**Exercise data:**
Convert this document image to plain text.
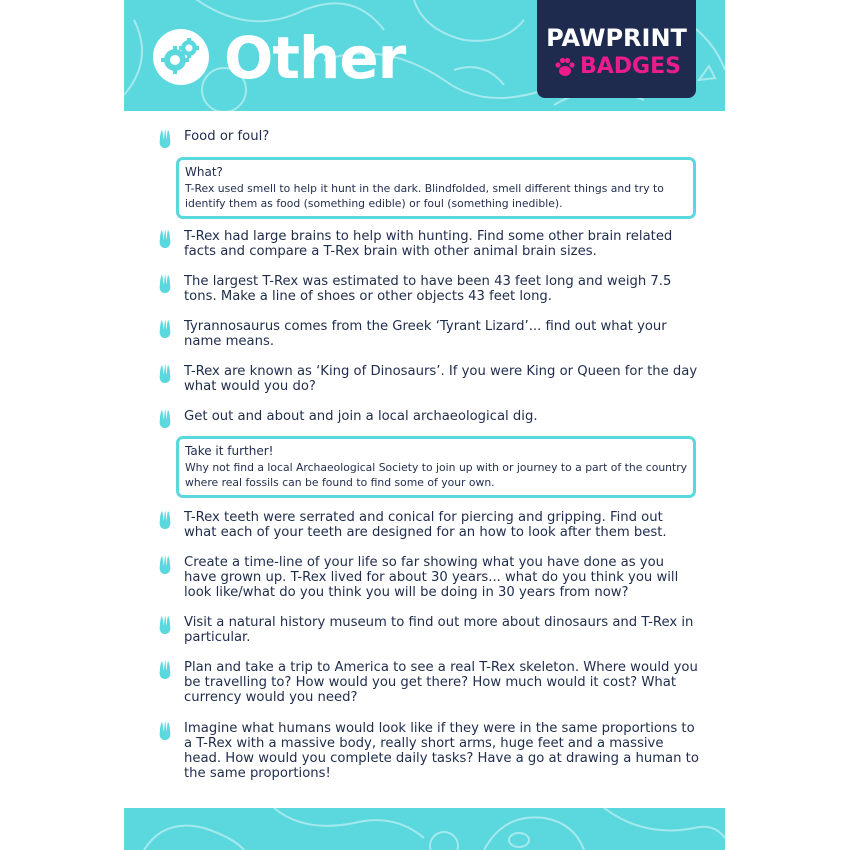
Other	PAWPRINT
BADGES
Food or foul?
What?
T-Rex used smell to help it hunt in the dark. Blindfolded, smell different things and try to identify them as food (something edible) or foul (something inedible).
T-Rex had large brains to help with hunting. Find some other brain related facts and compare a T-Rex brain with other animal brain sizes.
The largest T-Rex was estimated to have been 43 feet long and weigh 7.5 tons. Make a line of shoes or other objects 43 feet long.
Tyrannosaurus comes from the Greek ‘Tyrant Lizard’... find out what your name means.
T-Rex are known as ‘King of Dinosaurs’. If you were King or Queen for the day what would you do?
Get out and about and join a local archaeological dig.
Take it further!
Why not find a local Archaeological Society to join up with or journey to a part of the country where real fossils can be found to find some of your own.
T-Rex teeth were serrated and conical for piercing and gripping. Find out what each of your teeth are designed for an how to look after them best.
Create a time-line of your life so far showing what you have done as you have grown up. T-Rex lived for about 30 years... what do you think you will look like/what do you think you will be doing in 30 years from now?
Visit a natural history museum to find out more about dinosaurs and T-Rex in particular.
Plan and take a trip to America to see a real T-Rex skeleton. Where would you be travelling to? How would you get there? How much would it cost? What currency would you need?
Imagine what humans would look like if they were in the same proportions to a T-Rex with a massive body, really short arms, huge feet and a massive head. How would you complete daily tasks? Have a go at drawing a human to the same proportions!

**Work required:**
Retype the whole listing exactly and leave the pictures out.

**Answer to the task:**
Convert this document image to plain text.
Other	PAWPRINT
BADGES
Food or foul?
What?
T-Rex used smell to help it hunt in the dark. Blindfolded, smell different things and try to identify them as food (something edible) or foul (something inedible).
T-Rex had large brains to help with hunting. Find some other brain related facts and compare a T-Rex brain with other animal brain sizes.
The largest T-Rex was estimated to have been 43 feet long and weigh 7.5 tons. Make a line of shoes or other objects 43 feet long.
Tyrannosaurus comes from the Greek ‘Tyrant Lizard’... find out what your name means.
T-Rex are known as ‘King of Dinosaurs’. If you were King or Queen for the day what would you do?
Get out and about and join a local archaeological dig.
Take it further!
Why not find a local Archaeological Society to join up with or journey to a part of the country where real fossils can be found to find some of your own.
T-Rex teeth were serrated and conical for piercing and gripping. Find out what each of your teeth are designed for an how to look after them best.
Create a time-line of your life so far showing what you have done as you have grown up. T-Rex lived for about 30 years... what do you think you will look like/what do you think you will be doing in 30 years from now?
Visit a natural history museum to find out more about dinosaurs and T-Rex in particular.
Plan and take a trip to America to see a real T-Rex skeleton. Where would you be travelling to? How would you get there? How much would it cost? What currency would you need?
Imagine what humans would look like if they were in the same proportions to a T-Rex with a massive body, really short arms, huge feet and a massive head. How would you complete daily tasks? Have a go at drawing a human to the same proportions!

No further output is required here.